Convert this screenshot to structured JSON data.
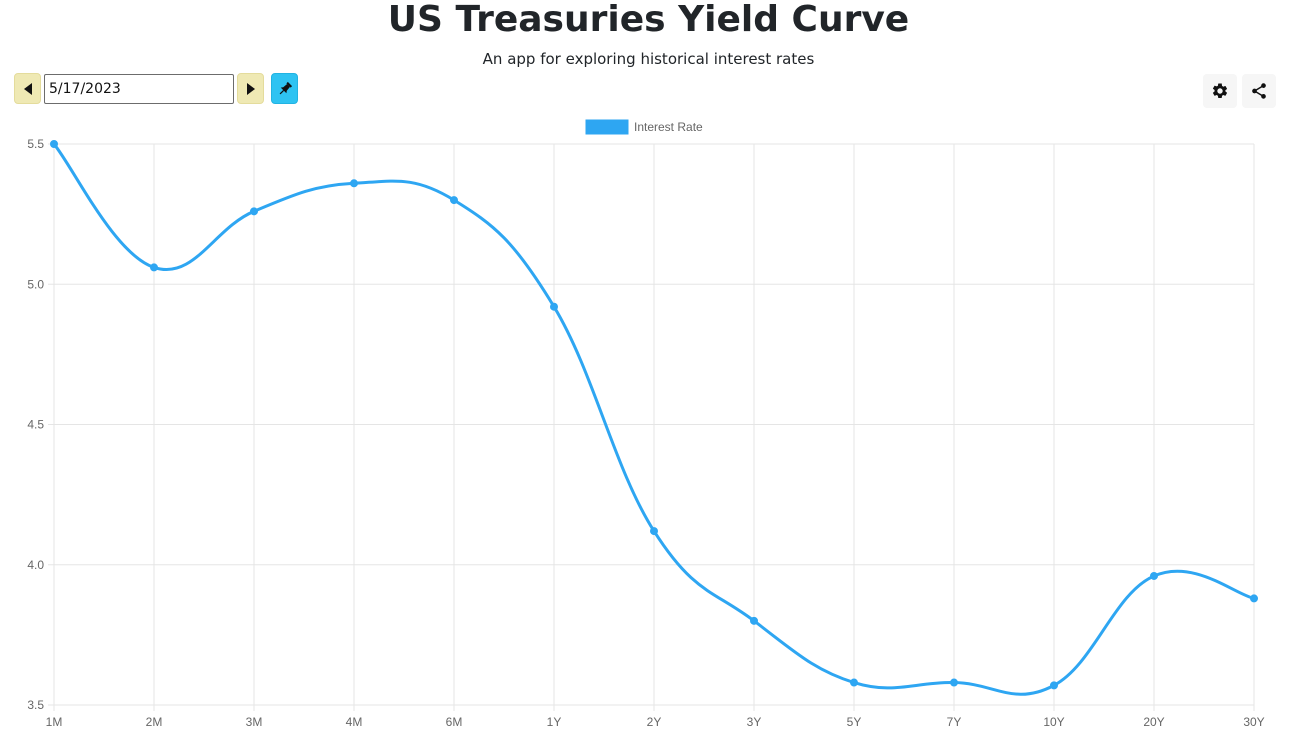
{
  "header": {
    "title": "US Treasuries Yield Curve",
    "subtitle": "An app for exploring historical interest rates"
  },
  "toolbar": {
    "date_value": "5/17/2023",
    "prev_icon": "triangle-left-icon",
    "next_icon": "triangle-right-icon",
    "pin_icon": "pushpin-icon",
    "settings_icon": "gear-icon",
    "share_icon": "share-icon"
  },
  "colors": {
    "accent": "#2ea6f2",
    "nav_button": "#efe9b4",
    "pin_button": "#2ec3f2",
    "grid": "#e5e5e5"
  },
  "chart_data": {
    "type": "line",
    "categories": [
      "1M",
      "2M",
      "3M",
      "4M",
      "6M",
      "1Y",
      "2Y",
      "3Y",
      "5Y",
      "7Y",
      "10Y",
      "20Y",
      "30Y"
    ],
    "series": [
      {
        "name": "Interest Rate",
        "values": [
          5.5,
          5.06,
          5.26,
          5.36,
          5.3,
          4.92,
          4.12,
          3.8,
          3.58,
          3.58,
          3.57,
          3.96,
          3.88
        ]
      }
    ],
    "title": "",
    "xlabel": "",
    "ylabel": "",
    "ylim": [
      3.5,
      5.5
    ],
    "yticks": [
      "5.5",
      "5.0",
      "4.5",
      "4.0",
      "3.5"
    ],
    "grid": true,
    "legend": "top-center"
  }
}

_Given request_: Copy all the records above exactly, but leave out the pictures.

_Result_:
Convert this screenshot to structured JSON data.
{
  "header": {
    "title": "US Treasuries Yield Curve",
    "subtitle": "An app for exploring historical interest rates"
  },
  "toolbar": {
    "date_value": "5/17/2023",
    "prev_icon": "triangle-left-icon",
    "next_icon": "triangle-right-icon",
    "pin_icon": "pushpin-icon",
    "settings_icon": "gear-icon",
    "share_icon": "share-icon"
  },
  "colors": {
    "accent": "#2ea6f2",
    "nav_button": "#efe9b4",
    "pin_button": "#2ec3f2",
    "grid": "#e5e5e5"
  },
  "chart_data": {
    "type": "line",
    "categories": [
      "1M",
      "2M",
      "3M",
      "4M",
      "6M",
      "1Y",
      "2Y",
      "3Y",
      "5Y",
      "7Y",
      "10Y",
      "20Y",
      "30Y"
    ],
    "series": [
      {
        "name": "Interest Rate",
        "values": [
          5.5,
          5.06,
          5.26,
          5.36,
          5.3,
          4.92,
          4.12,
          3.8,
          3.58,
          3.58,
          3.57,
          3.96,
          3.88
        ]
      }
    ],
    "title": "",
    "xlabel": "",
    "ylabel": "",
    "ylim": [
      3.5,
      5.5
    ],
    "yticks": [
      "5.5",
      "5.0",
      "4.5",
      "4.0",
      "3.5"
    ],
    "grid": true,
    "legend": "top-center"
  }
}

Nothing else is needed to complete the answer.